Repeat each record below exactly, dropping the pictures.

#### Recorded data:
===============

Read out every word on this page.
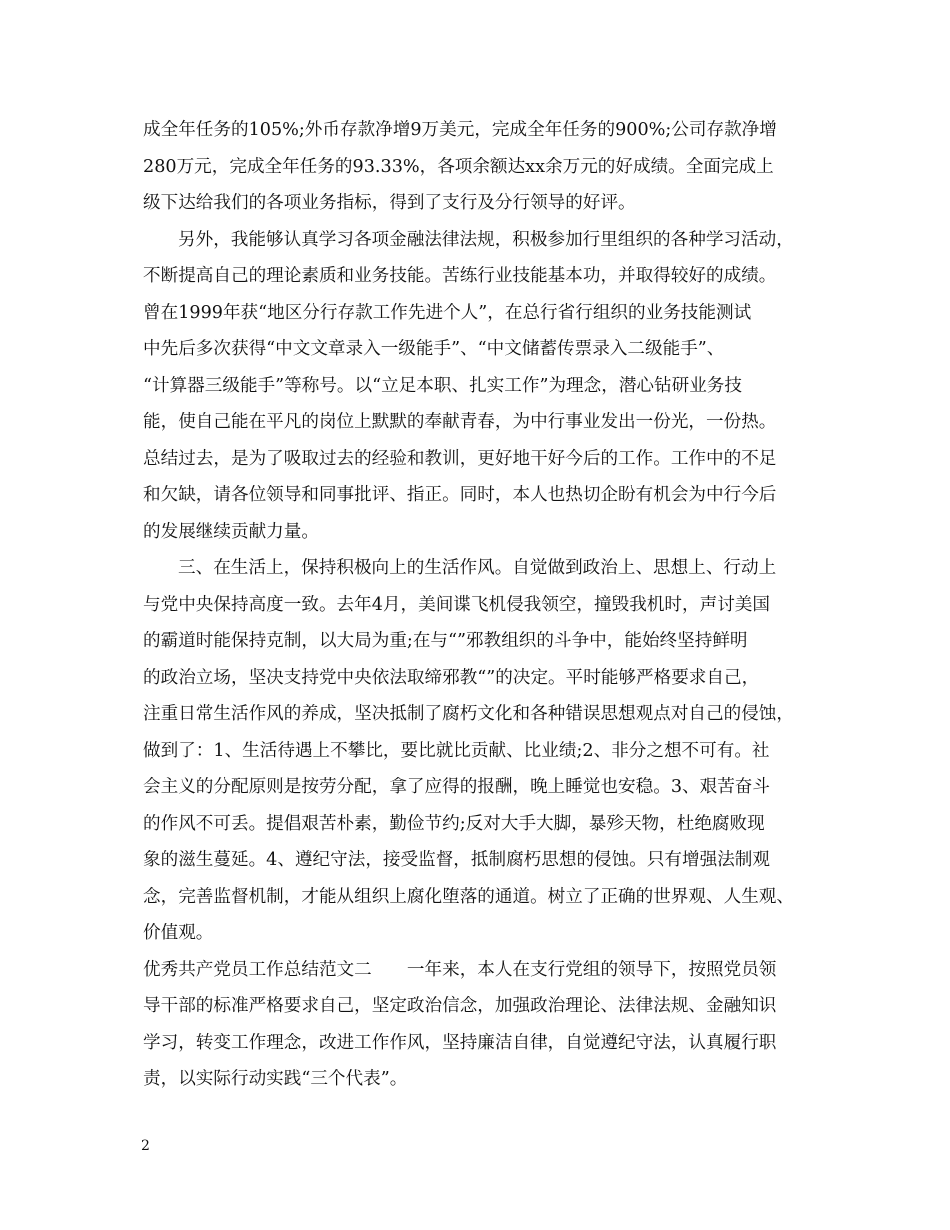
成全年任务的105%;外币存款净增9万美元，完成全年任务的900%;公司存款净增
280万元，完成全年任务的93.33%，各项余额达xx余万元的好成绩。全面完成上
级下达给我们的各项业务指标，得到了支行及分行领导的好评。
另外，我能够认真学习各项金融法律法规，积极参加行里组织的各种学习活动，
不断提高自己的理论素质和业务技能。苦练行业技能基本功，并取得较好的成绩。
曾在1999年获“地区分行存款工作先进个人”，在总行省行组织的业务技能测试
中先后多次获得“中文文章录入一级能手”、“中文储蓄传票录入二级能手”、
“计算器三级能手”等称号。以“立足本职、扎实工作”为理念，潜心钻研业务技
能，使自己能在平凡的岗位上默默的奉献青春，为中行事业发出一份光，一份热。
总结过去，是为了吸取过去的经验和教训，更好地干好今后的工作。工作中的不足
和欠缺，请各位领导和同事批评、指正。同时，本人也热切企盼有机会为中行今后
的发展继续贡献力量。
三、在生活上，保持积极向上的生活作风。自觉做到政治上、思想上、行动上
与党中央保持高度一致。去年4月，美间谍飞机侵我领空，撞毁我机时，声讨美国
的霸道时能保持克制，以大局为重;在与“”邪教组织的斗争中，能始终坚持鲜明
的政治立场，坚决支持党中央依法取缔邪教“”的决定。平时能够严格要求自己，
注重日常生活作风的养成，坚决抵制了腐朽文化和各种错误思想观点对自己的侵蚀，
做到了：1、生活待遇上不攀比，要比就比贡献、比业绩;2、非分之想不可有。社
会主义的分配原则是按劳分配，拿了应得的报酬，晚上睡觉也安稳。3、艰苦奋斗
的作风不可丢。提倡艰苦朴素，勤俭节约;反对大手大脚，暴殄天物，杜绝腐败现
象的滋生蔓延。4、遵纪守法，接受监督，抵制腐朽思想的侵蚀。只有增强法制观
念，完善监督机制，才能从组织上腐化堕落的通道。树立了正确的世界观、人生观、
价值观。
优秀共产党员工作总结范文二　　一年来，本人在支行党组的领导下，按照党员领
导干部的标准严格要求自己，坚定政治信念，加强政治理论、法律法规、金融知识
学习，转变工作理念，改进工作作风，坚持廉洁自律，自觉遵纪守法，认真履行职
责，以实际行动实践“三个代表”。
2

===============

#### Output:
Read out every word on this page.
成全年任务的105%;外币存款净增9万美元，完成全年任务的900%;公司存款净增
280万元，完成全年任务的93.33%，各项余额达xx余万元的好成绩。全面完成上
级下达给我们的各项业务指标，得到了支行及分行领导的好评。
另外，我能够认真学习各项金融法律法规，积极参加行里组织的各种学习活动，
不断提高自己的理论素质和业务技能。苦练行业技能基本功，并取得较好的成绩。
曾在1999年获“地区分行存款工作先进个人”，在总行省行组织的业务技能测试
中先后多次获得“中文文章录入一级能手”、“中文储蓄传票录入二级能手”、
“计算器三级能手”等称号。以“立足本职、扎实工作”为理念，潜心钻研业务技
能，使自己能在平凡的岗位上默默的奉献青春，为中行事业发出一份光，一份热。
总结过去，是为了吸取过去的经验和教训，更好地干好今后的工作。工作中的不足
和欠缺，请各位领导和同事批评、指正。同时，本人也热切企盼有机会为中行今后
的发展继续贡献力量。
三、在生活上，保持积极向上的生活作风。自觉做到政治上、思想上、行动上
与党中央保持高度一致。去年4月，美间谍飞机侵我领空，撞毁我机时，声讨美国
的霸道时能保持克制，以大局为重;在与“”邪教组织的斗争中，能始终坚持鲜明
的政治立场，坚决支持党中央依法取缔邪教“”的决定。平时能够严格要求自己，
注重日常生活作风的养成，坚决抵制了腐朽文化和各种错误思想观点对自己的侵蚀，
做到了：1、生活待遇上不攀比，要比就比贡献、比业绩;2、非分之想不可有。社
会主义的分配原则是按劳分配，拿了应得的报酬，晚上睡觉也安稳。3、艰苦奋斗
的作风不可丢。提倡艰苦朴素，勤俭节约;反对大手大脚，暴殄天物，杜绝腐败现
象的滋生蔓延。4、遵纪守法，接受监督，抵制腐朽思想的侵蚀。只有增强法制观
念，完善监督机制，才能从组织上腐化堕落的通道。树立了正确的世界观、人生观、
价值观。
优秀共产党员工作总结范文二　　一年来，本人在支行党组的领导下，按照党员领
导干部的标准严格要求自己，坚定政治信念，加强政治理论、法律法规、金融知识
学习，转变工作理念，改进工作作风，坚持廉洁自律，自觉遵纪守法，认真履行职
责，以实际行动实践“三个代表”。
2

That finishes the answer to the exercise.